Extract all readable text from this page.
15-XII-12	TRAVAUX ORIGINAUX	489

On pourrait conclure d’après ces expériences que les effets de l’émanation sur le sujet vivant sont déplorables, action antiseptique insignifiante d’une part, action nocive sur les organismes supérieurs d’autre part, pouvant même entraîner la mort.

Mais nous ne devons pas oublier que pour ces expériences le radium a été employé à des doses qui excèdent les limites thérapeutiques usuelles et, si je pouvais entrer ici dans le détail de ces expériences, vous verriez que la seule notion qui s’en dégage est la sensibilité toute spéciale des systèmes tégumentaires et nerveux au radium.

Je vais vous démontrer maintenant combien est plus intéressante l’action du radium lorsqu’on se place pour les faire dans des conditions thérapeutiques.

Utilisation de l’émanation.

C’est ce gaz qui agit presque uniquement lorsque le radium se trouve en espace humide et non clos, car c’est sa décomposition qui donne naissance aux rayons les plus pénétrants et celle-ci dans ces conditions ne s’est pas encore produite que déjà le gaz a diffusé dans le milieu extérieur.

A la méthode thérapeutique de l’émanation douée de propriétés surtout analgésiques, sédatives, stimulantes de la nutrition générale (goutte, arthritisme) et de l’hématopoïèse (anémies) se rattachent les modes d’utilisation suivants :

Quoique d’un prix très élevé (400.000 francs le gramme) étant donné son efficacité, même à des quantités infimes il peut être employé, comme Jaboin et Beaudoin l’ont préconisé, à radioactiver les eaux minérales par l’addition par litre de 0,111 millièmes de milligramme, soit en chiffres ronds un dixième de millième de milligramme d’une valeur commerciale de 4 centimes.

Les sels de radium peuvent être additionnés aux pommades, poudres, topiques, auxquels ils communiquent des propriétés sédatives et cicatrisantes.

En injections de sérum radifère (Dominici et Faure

--- --- ---

**Goal:** Everything in the listing above should be restated exactly.

**Response:**
Extract all readable text from this page.
15-XII-12	TRAVAUX ORIGINAUX	489

On pourrait conclure d’après ces expériences que les effets de l’émanation sur le sujet vivant sont déplorables, action antiseptique insignifiante d’une part, action nocive sur les organismes supérieurs d’autre part, pouvant même entraîner la mort.

Mais nous ne devons pas oublier que pour ces expériences le radium a été employé à des doses qui excèdent les limites thérapeutiques usuelles et, si je pouvais entrer ici dans le détail de ces expériences, vous verriez que la seule notion qui s’en dégage est la sensibilité toute spéciale des systèmes tégumentaires et nerveux au radium.

Je vais vous démontrer maintenant combien est plus intéressante l’action du radium lorsqu’on se place pour les faire dans des conditions thérapeutiques.

Utilisation de l’émanation.

C’est ce gaz qui agit presque uniquement lorsque le radium se trouve en espace humide et non clos, car c’est sa décomposition qui donne naissance aux rayons les plus pénétrants et celle-ci dans ces conditions ne s’est pas encore produite que déjà le gaz a diffusé dans le milieu extérieur.

A la méthode thérapeutique de l’émanation douée de propriétés surtout analgésiques, sédatives, stimulantes de la nutrition générale (goutte, arthritisme) et de l’hématopoïèse (anémies) se rattachent les modes d’utilisation suivants :

Quoique d’un prix très élevé (400.000 francs le gramme) étant donné son efficacité, même à des quantités infimes il peut être employé, comme Jaboin et Beaudoin l’ont préconisé, à radioactiver les eaux minérales par l’addition par litre de 0,111 millièmes de milligramme, soit en chiffres ronds un dixième de millième de milligramme d’une valeur commerciale de 4 centimes.

Les sels de radium peuvent être additionnés aux pommades, poudres, topiques, auxquels ils communiquent des propriétés sédatives et cicatrisantes.

En injections de sérum radifère (Dominici et Faure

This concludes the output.